**What you will do:** Reproduce all the data exactly, without pictures.
Recorded data Start Marker
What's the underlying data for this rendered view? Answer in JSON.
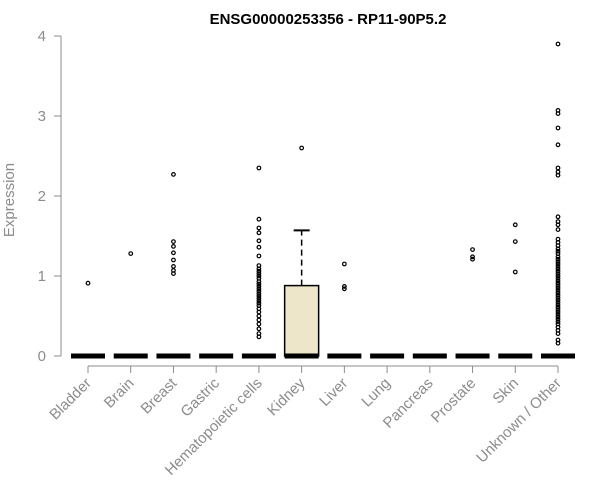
{
  "chart_data": {
    "type": "boxplot",
    "title": "ENSG00000253356 - RP11-90P5.2",
    "xlabel": "",
    "ylabel": "Expression",
    "ylim": [
      0,
      4
    ],
    "yticks": [
      "0",
      "1",
      "2",
      "3",
      "4"
    ],
    "categories": [
      "Bladder",
      "Brain",
      "Breast",
      "Gastric",
      "Hematopoietic cells",
      "Kidney",
      "Liver",
      "Lung",
      "Pancreas",
      "Prostate",
      "Skin",
      "Unknown / Other"
    ],
    "boxes": [
      {
        "category": "Bladder",
        "q1": 0,
        "median": 0,
        "q3": 0,
        "whisker_low": 0,
        "whisker_high": 0,
        "outliers": [
          0.91
        ]
      },
      {
        "category": "Brain",
        "q1": 0,
        "median": 0,
        "q3": 0,
        "whisker_low": 0,
        "whisker_high": 0,
        "outliers": [
          1.28
        ]
      },
      {
        "category": "Breast",
        "q1": 0,
        "median": 0,
        "q3": 0,
        "whisker_low": 0,
        "whisker_high": 0,
        "outliers": [
          2.27,
          1.43,
          1.37,
          1.29,
          1.2,
          1.12,
          1.07,
          1.03
        ]
      },
      {
        "category": "Gastric",
        "q1": 0,
        "median": 0,
        "q3": 0,
        "whisker_low": 0,
        "whisker_high": 0,
        "outliers": []
      },
      {
        "category": "Hematopoietic cells",
        "q1": 0,
        "median": 0,
        "q3": 0,
        "whisker_low": 0,
        "whisker_high": 0,
        "outliers": [
          2.35,
          1.71,
          1.6,
          1.54,
          1.44,
          1.36,
          1.25,
          1.13,
          1.09,
          1.06,
          1.03,
          1.0,
          0.97,
          0.93,
          0.9,
          0.87,
          0.84,
          0.81,
          0.78,
          0.75,
          0.72,
          0.69,
          0.66,
          0.63,
          0.59,
          0.55,
          0.5,
          0.45,
          0.4,
          0.34,
          0.28,
          0.24
        ]
      },
      {
        "category": "Kidney",
        "q1": 0,
        "median": 0,
        "q3": 0.88,
        "whisker_low": 0,
        "whisker_high": 1.57,
        "outliers": [
          2.6
        ]
      },
      {
        "category": "Liver",
        "q1": 0,
        "median": 0,
        "q3": 0,
        "whisker_low": 0,
        "whisker_high": 0,
        "outliers": [
          1.15,
          0.87,
          0.84
        ]
      },
      {
        "category": "Lung",
        "q1": 0,
        "median": 0,
        "q3": 0,
        "whisker_low": 0,
        "whisker_high": 0,
        "outliers": []
      },
      {
        "category": "Pancreas",
        "q1": 0,
        "median": 0,
        "q3": 0,
        "whisker_low": 0,
        "whisker_high": 0,
        "outliers": []
      },
      {
        "category": "Prostate",
        "q1": 0,
        "median": 0,
        "q3": 0,
        "whisker_low": 0,
        "whisker_high": 0,
        "outliers": [
          1.33,
          1.24,
          1.21
        ]
      },
      {
        "category": "Skin",
        "q1": 0,
        "median": 0,
        "q3": 0,
        "whisker_low": 0,
        "whisker_high": 0,
        "outliers": [
          1.64,
          1.43,
          1.05
        ]
      },
      {
        "category": "Unknown / Other",
        "q1": 0,
        "median": 0,
        "q3": 0,
        "whisker_low": 0,
        "whisker_high": 0,
        "outliers": [
          3.9,
          3.07,
          3.03,
          2.85,
          2.64,
          2.35,
          2.3,
          2.26,
          1.74,
          1.68,
          1.64,
          1.58,
          1.46,
          1.42,
          1.38,
          1.34,
          1.31,
          1.28,
          1.24,
          1.21,
          1.18,
          1.15,
          1.12,
          1.09,
          1.06,
          1.03,
          1.0,
          0.97,
          0.94,
          0.91,
          0.88,
          0.85,
          0.82,
          0.79,
          0.76,
          0.73,
          0.7,
          0.67,
          0.64,
          0.61,
          0.58,
          0.55,
          0.52,
          0.49,
          0.46,
          0.43,
          0.4,
          0.36,
          0.32,
          0.28,
          0.2,
          0.16
        ]
      }
    ],
    "grid": false,
    "legend": "none",
    "colors": {
      "box_fill": "#ede6c8",
      "box_stroke": "#000000",
      "axis": "#8c8c8c",
      "outlier": "#000000"
    }
  }
}
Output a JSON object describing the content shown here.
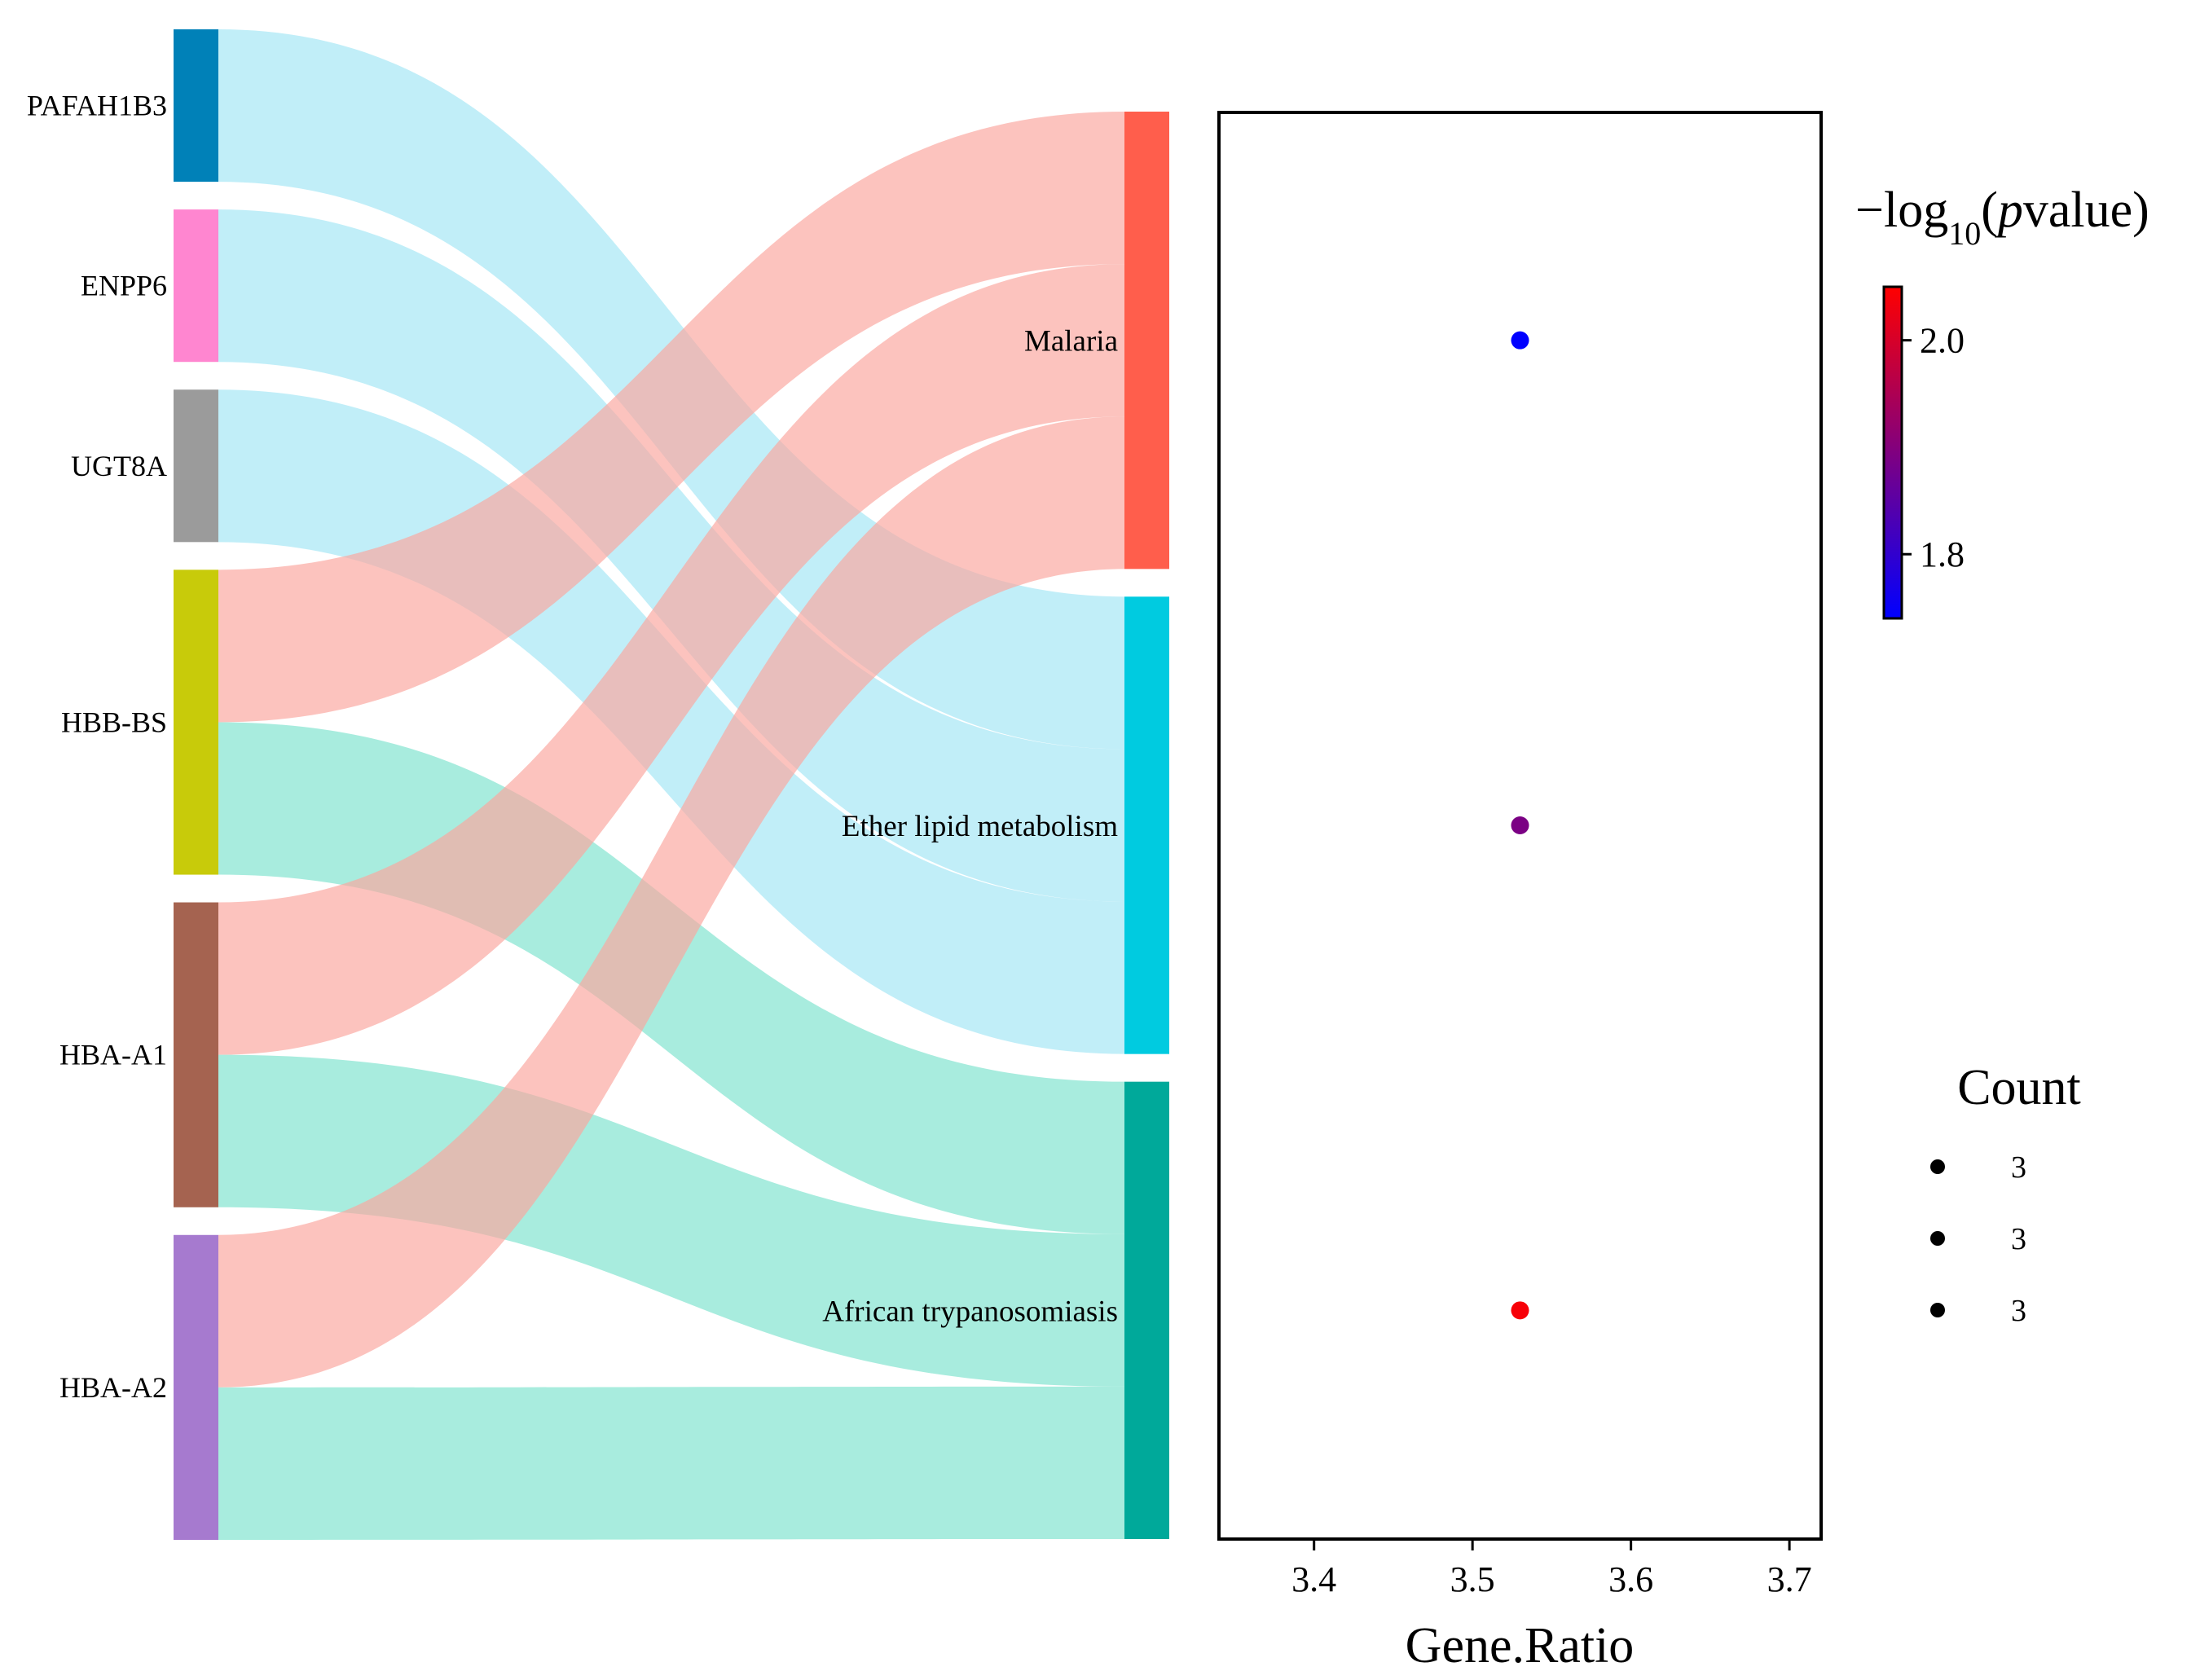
{
  "chart_data": [
    {
      "type": "sankey",
      "genes": [
        {
          "name": "PAFAH1B3",
          "color": "#0081B8"
        },
        {
          "name": "ENPP6",
          "color": "#FF86D0"
        },
        {
          "name": "UGT8A",
          "color": "#9B9B9B"
        },
        {
          "name": "HBB-BS",
          "color": "#C8CB0A"
        },
        {
          "name": "HBA-A1",
          "color": "#A56350"
        },
        {
          "name": "HBA-A2",
          "color": "#A67ACF"
        }
      ],
      "pathways": [
        {
          "name": "Malaria",
          "color": "#FF5E4C",
          "flow_color": "#FBA69F"
        },
        {
          "name": "Ether lipid metabolism",
          "color": "#00CBE0",
          "flow_color": "#A3E6F5"
        },
        {
          "name": "African trypanosomiasis",
          "color": "#00A99A",
          "flow_color": "#7FE3CF"
        }
      ],
      "links": [
        {
          "gene": "PAFAH1B3",
          "pathway": "Ether lipid metabolism",
          "value": 1
        },
        {
          "gene": "ENPP6",
          "pathway": "Ether lipid metabolism",
          "value": 1
        },
        {
          "gene": "UGT8A",
          "pathway": "Ether lipid metabolism",
          "value": 1
        },
        {
          "gene": "HBB-BS",
          "pathway": "Malaria",
          "value": 1
        },
        {
          "gene": "HBB-BS",
          "pathway": "African trypanosomiasis",
          "value": 1
        },
        {
          "gene": "HBA-A1",
          "pathway": "Malaria",
          "value": 1
        },
        {
          "gene": "HBA-A1",
          "pathway": "African trypanosomiasis",
          "value": 1
        },
        {
          "gene": "HBA-A2",
          "pathway": "Malaria",
          "value": 1
        },
        {
          "gene": "HBA-A2",
          "pathway": "African trypanosomiasis",
          "value": 1
        }
      ]
    },
    {
      "type": "scatter",
      "xlabel": "Gene.Ratio",
      "xlim": [
        3.34,
        3.72
      ],
      "xticks": [
        "3.4",
        "3.5",
        "3.6",
        "3.7"
      ],
      "points": [
        {
          "pathway": "Malaria",
          "x": 3.53,
          "log10p": 1.74,
          "count": 3
        },
        {
          "pathway": "Ether lipid metabolism",
          "x": 3.53,
          "log10p": 1.89,
          "count": 3
        },
        {
          "pathway": "African trypanosomiasis",
          "x": 3.53,
          "log10p": 2.04,
          "count": 3
        }
      ],
      "colorbar": {
        "title_prefix": "−log",
        "title_sub": "10",
        "title_open": "(",
        "title_p": "p",
        "title_rest": "value)",
        "range": [
          1.74,
          2.05
        ],
        "ticks": [
          "1.8",
          "2.0"
        ],
        "low_color": "#0000FF",
        "high_color": "#FF0000"
      },
      "count_legend": {
        "title": "Count",
        "labels": [
          "3",
          "3",
          "3"
        ]
      }
    }
  ]
}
Recorded data End Marker
**Answer below:**
What's the underlying data for this rendered view? Answer in JSON.
{
  "chart_data": {
    "type": "boxplot",
    "title": "ENSG00000253356 - RP11-90P5.2",
    "xlabel": "",
    "ylabel": "Expression",
    "ylim": [
      0,
      4
    ],
    "yticks": [
      "0",
      "1",
      "2",
      "3",
      "4"
    ],
    "categories": [
      "Bladder",
      "Brain",
      "Breast",
      "Gastric",
      "Hematopoietic cells",
      "Kidney",
      "Liver",
      "Lung",
      "Pancreas",
      "Prostate",
      "Skin",
      "Unknown / Other"
    ],
    "boxes": [
      {
        "category": "Bladder",
        "q1": 0,
        "median": 0,
        "q3": 0,
        "whisker_low": 0,
        "whisker_high": 0,
        "outliers": [
          0.91
        ]
      },
      {
        "category": "Brain",
        "q1": 0,
        "median": 0,
        "q3": 0,
        "whisker_low": 0,
        "whisker_high": 0,
        "outliers": [
          1.28
        ]
      },
      {
        "category": "Breast",
        "q1": 0,
        "median": 0,
        "q3": 0,
        "whisker_low": 0,
        "whisker_high": 0,
        "outliers": [
          2.27,
          1.43,
          1.37,
          1.29,
          1.2,
          1.12,
          1.07,
          1.03
        ]
      },
      {
        "category": "Gastric",
        "q1": 0,
        "median": 0,
        "q3": 0,
        "whisker_low": 0,
        "whisker_high": 0,
        "outliers": []
      },
      {
        "category": "Hematopoietic cells",
        "q1": 0,
        "median": 0,
        "q3": 0,
        "whisker_low": 0,
        "whisker_high": 0,
        "outliers": [
          2.35,
          1.71,
          1.6,
          1.54,
          1.44,
          1.36,
          1.25,
          1.13,
          1.09,
          1.06,
          1.03,
          1.0,
          0.97,
          0.93,
          0.9,
          0.87,
          0.84,
          0.81,
          0.78,
          0.75,
          0.72,
          0.69,
          0.66,
          0.63,
          0.59,
          0.55,
          0.5,
          0.45,
          0.4,
          0.34,
          0.28,
          0.24
        ]
      },
      {
        "category": "Kidney",
        "q1": 0,
        "median": 0,
        "q3": 0.88,
        "whisker_low": 0,
        "whisker_high": 1.57,
        "outliers": [
          2.6
        ]
      },
      {
        "category": "Liver",
        "q1": 0,
        "median": 0,
        "q3": 0,
        "whisker_low": 0,
        "whisker_high": 0,
        "outliers": [
          1.15,
          0.87,
          0.84
        ]
      },
      {
        "category": "Lung",
        "q1": 0,
        "median": 0,
        "q3": 0,
        "whisker_low": 0,
        "whisker_high": 0,
        "outliers": []
      },
      {
        "category": "Pancreas",
        "q1": 0,
        "median": 0,
        "q3": 0,
        "whisker_low": 0,
        "whisker_high": 0,
        "outliers": []
      },
      {
        "category": "Prostate",
        "q1": 0,
        "median": 0,
        "q3": 0,
        "whisker_low": 0,
        "whisker_high": 0,
        "outliers": [
          1.33,
          1.24,
          1.21
        ]
      },
      {
        "category": "Skin",
        "q1": 0,
        "median": 0,
        "q3": 0,
        "whisker_low": 0,
        "whisker_high": 0,
        "outliers": [
          1.64,
          1.43,
          1.05
        ]
      },
      {
        "category": "Unknown / Other",
        "q1": 0,
        "median": 0,
        "q3": 0,
        "whisker_low": 0,
        "whisker_high": 0,
        "outliers": [
          3.9,
          3.07,
          3.03,
          2.85,
          2.64,
          2.35,
          2.3,
          2.26,
          1.74,
          1.68,
          1.64,
          1.58,
          1.46,
          1.42,
          1.38,
          1.34,
          1.31,
          1.28,
          1.24,
          1.21,
          1.18,
          1.15,
          1.12,
          1.09,
          1.06,
          1.03,
          1.0,
          0.97,
          0.94,
          0.91,
          0.88,
          0.85,
          0.82,
          0.79,
          0.76,
          0.73,
          0.7,
          0.67,
          0.64,
          0.61,
          0.58,
          0.55,
          0.52,
          0.49,
          0.46,
          0.43,
          0.4,
          0.36,
          0.32,
          0.28,
          0.2,
          0.16
        ]
      }
    ],
    "grid": false,
    "legend": "none",
    "colors": {
      "box_fill": "#ede6c8",
      "box_stroke": "#000000",
      "axis": "#8c8c8c",
      "outlier": "#000000"
    }
  }
}
Output a JSON object describing the content shown here.
{
  "chart_data": [
    {
      "type": "sankey",
      "genes": [
        {
          "name": "PAFAH1B3",
          "color": "#0081B8"
        },
        {
          "name": "ENPP6",
          "color": "#FF86D0"
        },
        {
          "name": "UGT8A",
          "color": "#9B9B9B"
        },
        {
          "name": "HBB-BS",
          "color": "#C8CB0A"
        },
        {
          "name": "HBA-A1",
          "color": "#A56350"
        },
        {
          "name": "HBA-A2",
          "color": "#A67ACF"
        }
      ],
      "pathways": [
        {
          "name": "Malaria",
          "color": "#FF5E4C",
          "flow_color": "#FBA69F"
        },
        {
          "name": "Ether lipid metabolism",
          "color": "#00CBE0",
          "flow_color": "#A3E6F5"
        },
        {
          "name": "African trypanosomiasis",
          "color": "#00A99A",
          "flow_color": "#7FE3CF"
        }
      ],
      "links": [
        {
          "gene": "PAFAH1B3",
          "pathway": "Ether lipid metabolism",
          "value": 1
        },
        {
          "gene": "ENPP6",
          "pathway": "Ether lipid metabolism",
          "value": 1
        },
        {
          "gene": "UGT8A",
          "pathway": "Ether lipid metabolism",
          "value": 1
        },
        {
          "gene": "HBB-BS",
          "pathway": "Malaria",
          "value": 1
        },
        {
          "gene": "HBB-BS",
          "pathway": "African trypanosomiasis",
          "value": 1
        },
        {
          "gene": "HBA-A1",
          "pathway": "Malaria",
          "value": 1
        },
        {
          "gene": "HBA-A1",
          "pathway": "African trypanosomiasis",
          "value": 1
        },
        {
          "gene": "HBA-A2",
          "pathway": "Malaria",
          "value": 1
        },
        {
          "gene": "HBA-A2",
          "pathway": "African trypanosomiasis",
          "value": 1
        }
      ]
    },
    {
      "type": "scatter",
      "xlabel": "Gene.Ratio",
      "xlim": [
        3.34,
        3.72
      ],
      "xticks": [
        "3.4",
        "3.5",
        "3.6",
        "3.7"
      ],
      "points": [
        {
          "pathway": "Malaria",
          "x": 3.53,
          "log10p": 1.74,
          "count": 3
        },
        {
          "pathway": "Ether lipid metabolism",
          "x": 3.53,
          "log10p": 1.89,
          "count": 3
        },
        {
          "pathway": "African trypanosomiasis",
          "x": 3.53,
          "log10p": 2.04,
          "count": 3
        }
      ],
      "colorbar": {
        "title_prefix": "−log",
        "title_sub": "10",
        "title_open": "(",
        "title_p": "p",
        "title_rest": "value)",
        "range": [
          1.74,
          2.05
        ],
        "ticks": [
          "1.8",
          "2.0"
        ],
        "low_color": "#0000FF",
        "high_color": "#FF0000"
      },
      "count_legend": {
        "title": "Count",
        "labels": [
          "3",
          "3",
          "3"
        ]
      }
    }
  ]
}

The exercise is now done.